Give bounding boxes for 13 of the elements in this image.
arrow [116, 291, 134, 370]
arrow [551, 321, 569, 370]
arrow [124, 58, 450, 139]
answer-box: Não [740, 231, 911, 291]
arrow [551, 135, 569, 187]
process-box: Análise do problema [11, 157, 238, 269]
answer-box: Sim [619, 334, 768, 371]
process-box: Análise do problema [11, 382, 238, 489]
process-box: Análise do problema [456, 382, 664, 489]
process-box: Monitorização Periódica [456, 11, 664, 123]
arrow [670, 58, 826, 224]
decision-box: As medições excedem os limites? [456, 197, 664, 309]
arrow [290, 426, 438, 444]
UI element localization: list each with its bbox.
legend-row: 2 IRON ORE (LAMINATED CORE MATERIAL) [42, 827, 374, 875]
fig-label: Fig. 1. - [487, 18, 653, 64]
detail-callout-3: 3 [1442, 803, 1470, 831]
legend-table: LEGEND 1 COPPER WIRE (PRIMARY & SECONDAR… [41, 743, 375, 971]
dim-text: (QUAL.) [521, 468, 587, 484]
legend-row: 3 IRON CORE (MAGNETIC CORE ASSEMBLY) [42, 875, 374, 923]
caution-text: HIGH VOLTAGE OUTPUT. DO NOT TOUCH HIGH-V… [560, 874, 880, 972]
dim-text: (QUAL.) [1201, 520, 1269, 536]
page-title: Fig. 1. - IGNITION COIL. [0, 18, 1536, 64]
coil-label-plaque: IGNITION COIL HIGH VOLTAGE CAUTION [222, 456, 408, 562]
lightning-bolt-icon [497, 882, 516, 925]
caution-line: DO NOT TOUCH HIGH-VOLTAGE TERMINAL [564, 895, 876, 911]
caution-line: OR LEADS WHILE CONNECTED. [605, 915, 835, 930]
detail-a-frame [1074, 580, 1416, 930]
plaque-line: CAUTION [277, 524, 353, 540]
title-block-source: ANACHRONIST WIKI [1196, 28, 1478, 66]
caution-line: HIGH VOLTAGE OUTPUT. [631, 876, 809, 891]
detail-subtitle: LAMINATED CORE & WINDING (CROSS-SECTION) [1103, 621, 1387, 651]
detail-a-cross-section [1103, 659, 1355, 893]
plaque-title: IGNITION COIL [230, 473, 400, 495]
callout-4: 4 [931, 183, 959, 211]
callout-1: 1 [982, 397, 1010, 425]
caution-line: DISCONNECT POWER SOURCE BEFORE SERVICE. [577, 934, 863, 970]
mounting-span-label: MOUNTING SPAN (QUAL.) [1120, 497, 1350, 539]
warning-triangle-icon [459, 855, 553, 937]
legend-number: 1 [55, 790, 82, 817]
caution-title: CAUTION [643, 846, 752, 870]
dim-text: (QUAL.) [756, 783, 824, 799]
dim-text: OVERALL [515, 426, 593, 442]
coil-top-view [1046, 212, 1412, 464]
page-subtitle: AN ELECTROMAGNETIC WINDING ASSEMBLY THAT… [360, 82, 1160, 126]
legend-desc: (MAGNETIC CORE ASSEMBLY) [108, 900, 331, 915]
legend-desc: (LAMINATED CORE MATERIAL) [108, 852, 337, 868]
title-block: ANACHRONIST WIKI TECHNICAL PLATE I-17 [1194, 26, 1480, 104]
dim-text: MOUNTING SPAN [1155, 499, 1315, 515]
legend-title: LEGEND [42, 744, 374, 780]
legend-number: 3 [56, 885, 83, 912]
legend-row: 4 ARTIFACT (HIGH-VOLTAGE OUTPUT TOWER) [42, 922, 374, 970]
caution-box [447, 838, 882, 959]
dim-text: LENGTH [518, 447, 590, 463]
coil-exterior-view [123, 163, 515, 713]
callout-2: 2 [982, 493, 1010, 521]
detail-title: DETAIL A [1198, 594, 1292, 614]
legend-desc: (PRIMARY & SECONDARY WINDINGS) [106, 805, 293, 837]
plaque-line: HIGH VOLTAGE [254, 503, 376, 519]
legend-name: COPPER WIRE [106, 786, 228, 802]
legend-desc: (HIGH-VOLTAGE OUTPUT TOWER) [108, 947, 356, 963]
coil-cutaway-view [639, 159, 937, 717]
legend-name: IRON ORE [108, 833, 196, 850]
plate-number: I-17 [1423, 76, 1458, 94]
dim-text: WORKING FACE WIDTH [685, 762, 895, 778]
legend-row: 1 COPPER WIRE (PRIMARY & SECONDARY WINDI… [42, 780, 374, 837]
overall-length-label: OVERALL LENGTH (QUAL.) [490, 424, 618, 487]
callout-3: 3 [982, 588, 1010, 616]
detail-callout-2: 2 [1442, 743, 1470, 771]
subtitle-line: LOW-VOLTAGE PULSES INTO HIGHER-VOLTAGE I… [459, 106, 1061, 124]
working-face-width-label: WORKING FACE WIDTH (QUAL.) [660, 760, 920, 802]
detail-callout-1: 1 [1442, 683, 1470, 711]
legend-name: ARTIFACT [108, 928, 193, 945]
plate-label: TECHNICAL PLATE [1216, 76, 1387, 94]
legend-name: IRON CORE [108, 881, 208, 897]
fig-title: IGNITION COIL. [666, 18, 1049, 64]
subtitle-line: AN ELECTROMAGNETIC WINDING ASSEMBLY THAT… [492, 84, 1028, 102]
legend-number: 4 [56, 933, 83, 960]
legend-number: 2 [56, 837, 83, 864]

» Job
Copy out the rows word for word, beginning with the very first line and going on through the line with "legend-number: 1 [55, 790, 82, 817]". Include both of those lines.

» Output of the exercise
Give bounding boxes for 13 of the elements in this image.
arrow [116, 291, 134, 370]
arrow [551, 321, 569, 370]
arrow [124, 58, 450, 139]
answer-box: Não [740, 231, 911, 291]
arrow [551, 135, 569, 187]
process-box: Análise do problema [11, 157, 238, 269]
answer-box: Sim [619, 334, 768, 371]
process-box: Análise do problema [11, 382, 238, 489]
process-box: Análise do problema [456, 382, 664, 489]
process-box: Monitorização Periódica [456, 11, 664, 123]
arrow [670, 58, 826, 224]
decision-box: As medições excedem os limites? [456, 197, 664, 309]
arrow [290, 426, 438, 444]
UI element localization: list each with its bbox.
legend-row: 2 IRON ORE (LAMINATED CORE MATERIAL) [42, 827, 374, 875]
fig-label: Fig. 1. - [487, 18, 653, 64]
detail-callout-3: 3 [1442, 803, 1470, 831]
legend-table: LEGEND 1 COPPER WIRE (PRIMARY & SECONDAR… [41, 743, 375, 971]
dim-text: (QUAL.) [521, 468, 587, 484]
legend-row: 3 IRON CORE (MAGNETIC CORE ASSEMBLY) [42, 875, 374, 923]
caution-text: HIGH VOLTAGE OUTPUT. DO NOT TOUCH HIGH-V… [560, 874, 880, 972]
dim-text: (QUAL.) [1201, 520, 1269, 536]
page-title: Fig. 1. - IGNITION COIL. [0, 18, 1536, 64]
coil-label-plaque: IGNITION COIL HIGH VOLTAGE CAUTION [222, 456, 408, 562]
lightning-bolt-icon [497, 882, 516, 925]
caution-line: DO NOT TOUCH HIGH-VOLTAGE TERMINAL [564, 895, 876, 911]
caution-line: OR LEADS WHILE CONNECTED. [605, 915, 835, 930]
detail-a-frame [1074, 580, 1416, 930]
plaque-line: CAUTION [277, 524, 353, 540]
title-block-source: ANACHRONIST WIKI [1196, 28, 1478, 66]
caution-line: HIGH VOLTAGE OUTPUT. [631, 876, 809, 891]
detail-subtitle: LAMINATED CORE & WINDING (CROSS-SECTION) [1103, 621, 1387, 651]
detail-a-cross-section [1103, 659, 1355, 893]
plaque-title: IGNITION COIL [230, 473, 400, 495]
callout-4: 4 [931, 183, 959, 211]
callout-1: 1 [982, 397, 1010, 425]
caution-line: DISCONNECT POWER SOURCE BEFORE SERVICE. [577, 934, 863, 970]
mounting-span-label: MOUNTING SPAN (QUAL.) [1120, 497, 1350, 539]
warning-triangle-icon [459, 855, 553, 937]
legend-number: 1 [55, 790, 82, 817]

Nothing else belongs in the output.